* **EXERCISE BRIEF**: Filter the entries and keep only the lines where the string "PROCESSOR" appears.
[start EXERCISE INPUTS]
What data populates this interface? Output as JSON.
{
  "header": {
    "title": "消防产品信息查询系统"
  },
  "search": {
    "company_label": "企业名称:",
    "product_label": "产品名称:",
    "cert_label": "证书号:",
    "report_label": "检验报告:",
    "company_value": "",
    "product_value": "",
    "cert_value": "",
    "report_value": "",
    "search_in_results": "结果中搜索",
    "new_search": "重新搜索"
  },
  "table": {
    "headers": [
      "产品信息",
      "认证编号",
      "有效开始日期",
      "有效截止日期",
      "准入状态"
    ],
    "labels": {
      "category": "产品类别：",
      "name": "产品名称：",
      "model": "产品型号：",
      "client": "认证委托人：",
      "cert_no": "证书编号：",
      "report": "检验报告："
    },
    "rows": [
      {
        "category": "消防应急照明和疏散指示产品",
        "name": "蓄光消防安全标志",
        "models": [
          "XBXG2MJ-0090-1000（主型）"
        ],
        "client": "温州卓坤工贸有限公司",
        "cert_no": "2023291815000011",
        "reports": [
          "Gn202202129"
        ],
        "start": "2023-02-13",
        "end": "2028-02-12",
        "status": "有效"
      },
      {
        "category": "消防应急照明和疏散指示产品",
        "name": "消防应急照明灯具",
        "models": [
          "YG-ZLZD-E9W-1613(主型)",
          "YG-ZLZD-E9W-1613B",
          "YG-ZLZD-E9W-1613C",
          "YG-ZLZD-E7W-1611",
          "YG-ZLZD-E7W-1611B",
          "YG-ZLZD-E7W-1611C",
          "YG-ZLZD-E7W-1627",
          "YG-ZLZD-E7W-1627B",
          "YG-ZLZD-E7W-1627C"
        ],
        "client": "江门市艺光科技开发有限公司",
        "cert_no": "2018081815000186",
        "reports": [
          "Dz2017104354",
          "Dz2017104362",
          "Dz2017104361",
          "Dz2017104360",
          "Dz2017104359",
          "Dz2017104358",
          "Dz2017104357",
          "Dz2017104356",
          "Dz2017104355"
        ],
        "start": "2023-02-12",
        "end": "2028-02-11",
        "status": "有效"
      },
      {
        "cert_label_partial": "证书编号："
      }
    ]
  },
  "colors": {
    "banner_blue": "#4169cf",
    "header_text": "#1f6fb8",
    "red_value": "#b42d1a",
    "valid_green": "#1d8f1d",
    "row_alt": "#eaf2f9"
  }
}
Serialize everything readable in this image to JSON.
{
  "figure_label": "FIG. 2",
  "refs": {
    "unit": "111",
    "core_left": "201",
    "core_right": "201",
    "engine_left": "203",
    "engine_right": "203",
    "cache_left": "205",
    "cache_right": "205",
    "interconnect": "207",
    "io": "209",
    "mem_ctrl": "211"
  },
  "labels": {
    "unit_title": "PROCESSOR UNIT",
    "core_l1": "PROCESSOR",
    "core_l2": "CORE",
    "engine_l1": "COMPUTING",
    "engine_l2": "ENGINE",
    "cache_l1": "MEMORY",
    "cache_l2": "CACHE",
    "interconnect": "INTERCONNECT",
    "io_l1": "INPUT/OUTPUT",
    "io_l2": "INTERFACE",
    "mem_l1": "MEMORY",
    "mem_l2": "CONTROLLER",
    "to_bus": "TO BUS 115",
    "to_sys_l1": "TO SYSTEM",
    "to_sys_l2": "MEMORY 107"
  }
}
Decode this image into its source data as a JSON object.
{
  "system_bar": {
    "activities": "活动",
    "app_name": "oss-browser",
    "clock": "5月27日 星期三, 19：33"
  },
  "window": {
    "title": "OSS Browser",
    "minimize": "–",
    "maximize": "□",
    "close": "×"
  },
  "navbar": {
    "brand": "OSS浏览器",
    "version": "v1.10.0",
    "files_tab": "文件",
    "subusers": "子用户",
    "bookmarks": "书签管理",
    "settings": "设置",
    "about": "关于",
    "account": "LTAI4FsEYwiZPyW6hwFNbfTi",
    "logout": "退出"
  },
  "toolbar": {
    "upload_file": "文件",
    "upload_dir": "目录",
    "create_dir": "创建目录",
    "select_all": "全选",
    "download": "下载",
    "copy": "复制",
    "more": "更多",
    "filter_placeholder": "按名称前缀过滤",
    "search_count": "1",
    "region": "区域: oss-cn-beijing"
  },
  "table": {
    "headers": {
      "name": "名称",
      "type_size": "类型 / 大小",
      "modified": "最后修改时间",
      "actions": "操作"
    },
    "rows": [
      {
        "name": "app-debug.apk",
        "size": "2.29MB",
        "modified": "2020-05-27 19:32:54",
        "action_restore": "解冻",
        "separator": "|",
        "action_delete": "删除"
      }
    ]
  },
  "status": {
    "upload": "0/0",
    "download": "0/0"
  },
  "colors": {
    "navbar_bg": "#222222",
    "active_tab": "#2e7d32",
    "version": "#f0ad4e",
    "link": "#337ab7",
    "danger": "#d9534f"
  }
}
[end EXERCISE INPUTS]
* **FULL RESPONSE**:
    "unit_title": "PROCESSOR UNIT",
    "core_l1": "PROCESSOR",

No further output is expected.